Exercise brief
Read through the records below and copy each line that uses the word "ストレス関連障害及び身体表現性障害".

Materials provided
_ _ _ _

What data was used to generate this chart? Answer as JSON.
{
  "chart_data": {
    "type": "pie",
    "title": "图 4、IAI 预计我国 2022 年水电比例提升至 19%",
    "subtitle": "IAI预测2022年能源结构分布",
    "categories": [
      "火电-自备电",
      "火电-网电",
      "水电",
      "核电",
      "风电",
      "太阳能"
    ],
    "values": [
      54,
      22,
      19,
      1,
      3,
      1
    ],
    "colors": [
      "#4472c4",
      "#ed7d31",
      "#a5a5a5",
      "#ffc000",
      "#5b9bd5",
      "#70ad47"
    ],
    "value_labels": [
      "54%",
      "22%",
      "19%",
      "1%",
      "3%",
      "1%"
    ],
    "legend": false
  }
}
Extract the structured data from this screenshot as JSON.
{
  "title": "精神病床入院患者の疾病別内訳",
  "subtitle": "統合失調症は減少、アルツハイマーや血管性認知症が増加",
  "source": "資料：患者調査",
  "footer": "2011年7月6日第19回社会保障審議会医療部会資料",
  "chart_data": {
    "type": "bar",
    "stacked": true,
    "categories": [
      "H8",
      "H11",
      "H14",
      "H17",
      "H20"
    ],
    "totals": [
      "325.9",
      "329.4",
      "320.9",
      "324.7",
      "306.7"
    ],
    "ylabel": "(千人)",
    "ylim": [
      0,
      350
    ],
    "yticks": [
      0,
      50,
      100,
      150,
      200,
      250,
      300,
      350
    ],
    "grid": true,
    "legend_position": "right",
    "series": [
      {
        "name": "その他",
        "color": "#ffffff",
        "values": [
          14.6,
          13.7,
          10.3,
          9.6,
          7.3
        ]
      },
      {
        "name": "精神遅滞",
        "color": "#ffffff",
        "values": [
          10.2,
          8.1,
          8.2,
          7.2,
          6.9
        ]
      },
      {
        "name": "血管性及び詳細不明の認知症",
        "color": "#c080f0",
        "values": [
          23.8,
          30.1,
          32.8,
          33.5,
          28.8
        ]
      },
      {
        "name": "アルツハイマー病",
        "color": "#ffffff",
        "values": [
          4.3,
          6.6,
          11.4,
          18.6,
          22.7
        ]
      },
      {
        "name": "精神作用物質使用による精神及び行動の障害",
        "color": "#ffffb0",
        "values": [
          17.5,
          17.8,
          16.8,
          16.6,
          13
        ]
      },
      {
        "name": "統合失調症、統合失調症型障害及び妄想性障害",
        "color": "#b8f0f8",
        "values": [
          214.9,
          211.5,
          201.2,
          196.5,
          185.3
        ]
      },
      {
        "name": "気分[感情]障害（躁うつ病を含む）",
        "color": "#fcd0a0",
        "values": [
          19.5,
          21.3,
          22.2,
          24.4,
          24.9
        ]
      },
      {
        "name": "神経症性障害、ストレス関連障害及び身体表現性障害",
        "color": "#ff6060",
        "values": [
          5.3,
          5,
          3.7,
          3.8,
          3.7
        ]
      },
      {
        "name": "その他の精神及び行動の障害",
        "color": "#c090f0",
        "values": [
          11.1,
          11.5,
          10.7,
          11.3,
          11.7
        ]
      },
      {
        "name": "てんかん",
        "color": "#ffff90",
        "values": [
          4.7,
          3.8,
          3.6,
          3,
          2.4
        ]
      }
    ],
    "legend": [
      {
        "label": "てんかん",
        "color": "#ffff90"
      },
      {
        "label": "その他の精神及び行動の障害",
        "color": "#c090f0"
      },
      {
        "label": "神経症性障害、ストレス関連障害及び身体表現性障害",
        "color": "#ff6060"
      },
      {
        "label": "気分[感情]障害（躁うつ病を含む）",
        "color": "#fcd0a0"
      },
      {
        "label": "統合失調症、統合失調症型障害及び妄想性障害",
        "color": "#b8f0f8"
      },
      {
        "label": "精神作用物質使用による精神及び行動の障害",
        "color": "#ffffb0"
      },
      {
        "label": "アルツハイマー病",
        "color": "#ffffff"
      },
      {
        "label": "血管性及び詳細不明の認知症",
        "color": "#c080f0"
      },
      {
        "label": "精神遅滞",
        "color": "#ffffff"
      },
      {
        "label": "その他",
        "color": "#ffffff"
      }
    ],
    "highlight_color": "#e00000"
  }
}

_ _ _ _

Full output
        "name": "神経症性障害、ストレス関連障害及び身体表現性障害",
        "label": "神経症性障害、ストレス関連障害及び身体表現性障害",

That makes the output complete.